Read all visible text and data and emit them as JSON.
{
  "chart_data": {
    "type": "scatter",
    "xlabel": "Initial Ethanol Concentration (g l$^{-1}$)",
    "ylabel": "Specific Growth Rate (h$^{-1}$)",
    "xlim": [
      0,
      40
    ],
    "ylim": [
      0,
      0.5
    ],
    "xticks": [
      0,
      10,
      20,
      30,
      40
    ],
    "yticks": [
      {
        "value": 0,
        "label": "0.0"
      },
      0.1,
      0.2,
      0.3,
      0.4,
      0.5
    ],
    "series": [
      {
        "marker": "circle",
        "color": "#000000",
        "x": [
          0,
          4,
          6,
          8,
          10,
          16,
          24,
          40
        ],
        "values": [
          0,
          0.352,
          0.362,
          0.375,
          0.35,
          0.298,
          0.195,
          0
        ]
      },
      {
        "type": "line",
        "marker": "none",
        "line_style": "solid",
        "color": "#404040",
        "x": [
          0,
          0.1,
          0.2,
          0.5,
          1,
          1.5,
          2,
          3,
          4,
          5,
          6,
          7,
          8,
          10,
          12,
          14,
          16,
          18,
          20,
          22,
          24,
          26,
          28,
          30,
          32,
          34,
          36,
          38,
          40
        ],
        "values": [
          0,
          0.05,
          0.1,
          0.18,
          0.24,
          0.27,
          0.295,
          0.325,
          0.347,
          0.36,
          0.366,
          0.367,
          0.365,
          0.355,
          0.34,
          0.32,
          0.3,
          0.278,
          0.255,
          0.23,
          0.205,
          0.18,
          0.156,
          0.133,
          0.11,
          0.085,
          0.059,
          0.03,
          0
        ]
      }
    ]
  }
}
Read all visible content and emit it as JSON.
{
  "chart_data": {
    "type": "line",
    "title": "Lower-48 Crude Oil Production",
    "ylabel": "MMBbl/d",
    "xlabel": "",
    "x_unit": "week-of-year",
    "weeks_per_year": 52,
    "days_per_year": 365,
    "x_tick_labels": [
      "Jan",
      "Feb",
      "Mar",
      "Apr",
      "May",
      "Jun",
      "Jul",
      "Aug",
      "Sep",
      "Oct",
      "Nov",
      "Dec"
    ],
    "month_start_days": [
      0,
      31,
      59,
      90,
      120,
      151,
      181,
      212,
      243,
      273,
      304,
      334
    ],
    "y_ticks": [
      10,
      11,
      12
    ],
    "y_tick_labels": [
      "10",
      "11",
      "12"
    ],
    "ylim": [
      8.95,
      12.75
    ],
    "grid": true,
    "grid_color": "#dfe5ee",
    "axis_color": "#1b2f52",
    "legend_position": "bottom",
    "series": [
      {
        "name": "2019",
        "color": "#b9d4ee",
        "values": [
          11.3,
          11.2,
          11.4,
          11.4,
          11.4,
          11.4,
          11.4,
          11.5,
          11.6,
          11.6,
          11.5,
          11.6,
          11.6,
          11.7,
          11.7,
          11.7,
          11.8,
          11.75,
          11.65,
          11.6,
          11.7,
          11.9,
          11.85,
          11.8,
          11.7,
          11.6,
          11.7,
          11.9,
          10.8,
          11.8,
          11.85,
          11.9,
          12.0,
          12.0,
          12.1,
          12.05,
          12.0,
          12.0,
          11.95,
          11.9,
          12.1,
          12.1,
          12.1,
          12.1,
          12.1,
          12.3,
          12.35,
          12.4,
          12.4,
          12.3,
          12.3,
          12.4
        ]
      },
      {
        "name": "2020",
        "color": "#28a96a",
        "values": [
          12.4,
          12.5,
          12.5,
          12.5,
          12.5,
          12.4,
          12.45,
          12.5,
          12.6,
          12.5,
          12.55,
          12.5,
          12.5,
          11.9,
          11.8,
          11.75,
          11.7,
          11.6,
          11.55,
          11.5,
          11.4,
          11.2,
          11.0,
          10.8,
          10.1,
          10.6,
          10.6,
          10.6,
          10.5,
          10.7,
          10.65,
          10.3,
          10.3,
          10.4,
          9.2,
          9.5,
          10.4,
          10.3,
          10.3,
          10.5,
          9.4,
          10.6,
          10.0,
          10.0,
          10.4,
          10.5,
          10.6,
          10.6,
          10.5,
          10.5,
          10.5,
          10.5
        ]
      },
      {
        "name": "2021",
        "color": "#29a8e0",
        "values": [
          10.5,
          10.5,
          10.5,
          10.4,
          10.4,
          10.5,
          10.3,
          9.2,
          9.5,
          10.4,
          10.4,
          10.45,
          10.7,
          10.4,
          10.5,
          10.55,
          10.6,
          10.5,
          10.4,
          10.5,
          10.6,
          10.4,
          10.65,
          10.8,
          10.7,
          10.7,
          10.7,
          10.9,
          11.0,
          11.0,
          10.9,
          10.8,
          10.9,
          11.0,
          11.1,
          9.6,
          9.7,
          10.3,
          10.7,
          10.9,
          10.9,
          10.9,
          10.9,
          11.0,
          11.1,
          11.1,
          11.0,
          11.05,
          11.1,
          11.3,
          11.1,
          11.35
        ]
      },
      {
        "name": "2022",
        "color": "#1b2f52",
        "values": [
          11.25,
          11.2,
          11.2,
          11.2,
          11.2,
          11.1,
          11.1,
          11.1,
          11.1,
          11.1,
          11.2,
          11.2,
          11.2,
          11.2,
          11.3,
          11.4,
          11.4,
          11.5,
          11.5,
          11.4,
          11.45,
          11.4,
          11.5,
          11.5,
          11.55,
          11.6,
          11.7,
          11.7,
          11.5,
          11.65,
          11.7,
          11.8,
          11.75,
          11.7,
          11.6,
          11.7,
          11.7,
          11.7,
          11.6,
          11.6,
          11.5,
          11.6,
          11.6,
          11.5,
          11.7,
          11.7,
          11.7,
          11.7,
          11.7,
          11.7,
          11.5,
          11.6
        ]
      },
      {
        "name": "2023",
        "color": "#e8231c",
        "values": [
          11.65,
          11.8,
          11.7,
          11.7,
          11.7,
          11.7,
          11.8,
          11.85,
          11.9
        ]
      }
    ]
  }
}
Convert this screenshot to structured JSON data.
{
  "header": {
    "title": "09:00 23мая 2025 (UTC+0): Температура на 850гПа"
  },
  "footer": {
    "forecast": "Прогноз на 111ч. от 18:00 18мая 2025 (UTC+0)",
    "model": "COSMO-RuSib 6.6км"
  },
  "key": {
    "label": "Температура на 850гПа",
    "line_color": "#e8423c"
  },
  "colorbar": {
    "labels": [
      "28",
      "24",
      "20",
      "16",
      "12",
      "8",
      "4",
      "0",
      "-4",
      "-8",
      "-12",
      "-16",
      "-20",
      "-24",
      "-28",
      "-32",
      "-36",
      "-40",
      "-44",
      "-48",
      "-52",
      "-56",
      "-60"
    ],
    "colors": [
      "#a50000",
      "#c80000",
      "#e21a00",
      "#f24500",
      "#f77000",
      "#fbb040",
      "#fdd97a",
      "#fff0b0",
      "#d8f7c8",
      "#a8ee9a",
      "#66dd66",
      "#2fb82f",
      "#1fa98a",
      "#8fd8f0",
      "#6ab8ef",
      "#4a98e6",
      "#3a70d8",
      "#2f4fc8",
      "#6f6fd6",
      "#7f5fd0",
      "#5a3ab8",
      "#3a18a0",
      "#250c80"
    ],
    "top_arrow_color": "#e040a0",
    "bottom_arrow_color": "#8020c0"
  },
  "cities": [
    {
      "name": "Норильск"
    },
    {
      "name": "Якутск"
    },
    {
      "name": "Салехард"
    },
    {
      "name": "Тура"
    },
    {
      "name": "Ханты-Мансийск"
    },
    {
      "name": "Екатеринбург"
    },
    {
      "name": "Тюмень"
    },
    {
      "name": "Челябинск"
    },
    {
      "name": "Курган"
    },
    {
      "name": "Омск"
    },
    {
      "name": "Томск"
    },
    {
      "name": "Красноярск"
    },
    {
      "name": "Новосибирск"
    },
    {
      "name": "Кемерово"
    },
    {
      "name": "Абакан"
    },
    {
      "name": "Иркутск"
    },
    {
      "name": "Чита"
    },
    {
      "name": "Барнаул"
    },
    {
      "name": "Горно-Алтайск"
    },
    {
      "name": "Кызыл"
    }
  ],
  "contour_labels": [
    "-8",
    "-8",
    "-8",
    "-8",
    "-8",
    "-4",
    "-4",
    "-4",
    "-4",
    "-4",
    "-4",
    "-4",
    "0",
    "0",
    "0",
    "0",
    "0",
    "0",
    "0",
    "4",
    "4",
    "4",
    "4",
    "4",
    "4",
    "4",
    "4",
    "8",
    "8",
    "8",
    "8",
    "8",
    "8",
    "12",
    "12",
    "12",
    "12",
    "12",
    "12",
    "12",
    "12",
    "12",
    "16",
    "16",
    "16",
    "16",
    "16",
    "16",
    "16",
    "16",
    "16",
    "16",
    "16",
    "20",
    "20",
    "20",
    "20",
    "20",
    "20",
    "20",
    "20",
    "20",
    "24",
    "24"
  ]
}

■ ■ ■ ■

Pull out all lines from the listing that contain the string "title".

    "title": "Lower-48 Crude Oil Production",
    "title": "09:00 23мая 2025 (UTC+0): Температура на 850гПа"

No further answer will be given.